---------- DATA FOR THE TASK
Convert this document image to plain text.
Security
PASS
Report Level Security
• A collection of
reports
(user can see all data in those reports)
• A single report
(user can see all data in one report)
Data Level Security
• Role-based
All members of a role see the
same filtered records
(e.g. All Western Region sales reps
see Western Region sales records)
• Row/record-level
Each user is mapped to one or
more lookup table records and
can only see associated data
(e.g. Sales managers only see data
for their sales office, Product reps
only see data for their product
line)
--------------------
YOUR GOAL: Every record shown above must be echoed exactly.

SOLUTION:
Convert this document image to plain text.
Security
PASS
Report Level Security
• A collection of
reports
(user can see all data in those reports)
• A single report
(user can see all data in one report)
Data Level Security
• Role-based
All members of a role see the
same filtered records
(e.g. All Western Region sales reps
see Western Region sales records)
• Row/record-level
Each user is mapped to one or
more lookup table records and
can only see associated data
(e.g. Sales managers only see data
for their sales office, Product reps
only see data for their product
line)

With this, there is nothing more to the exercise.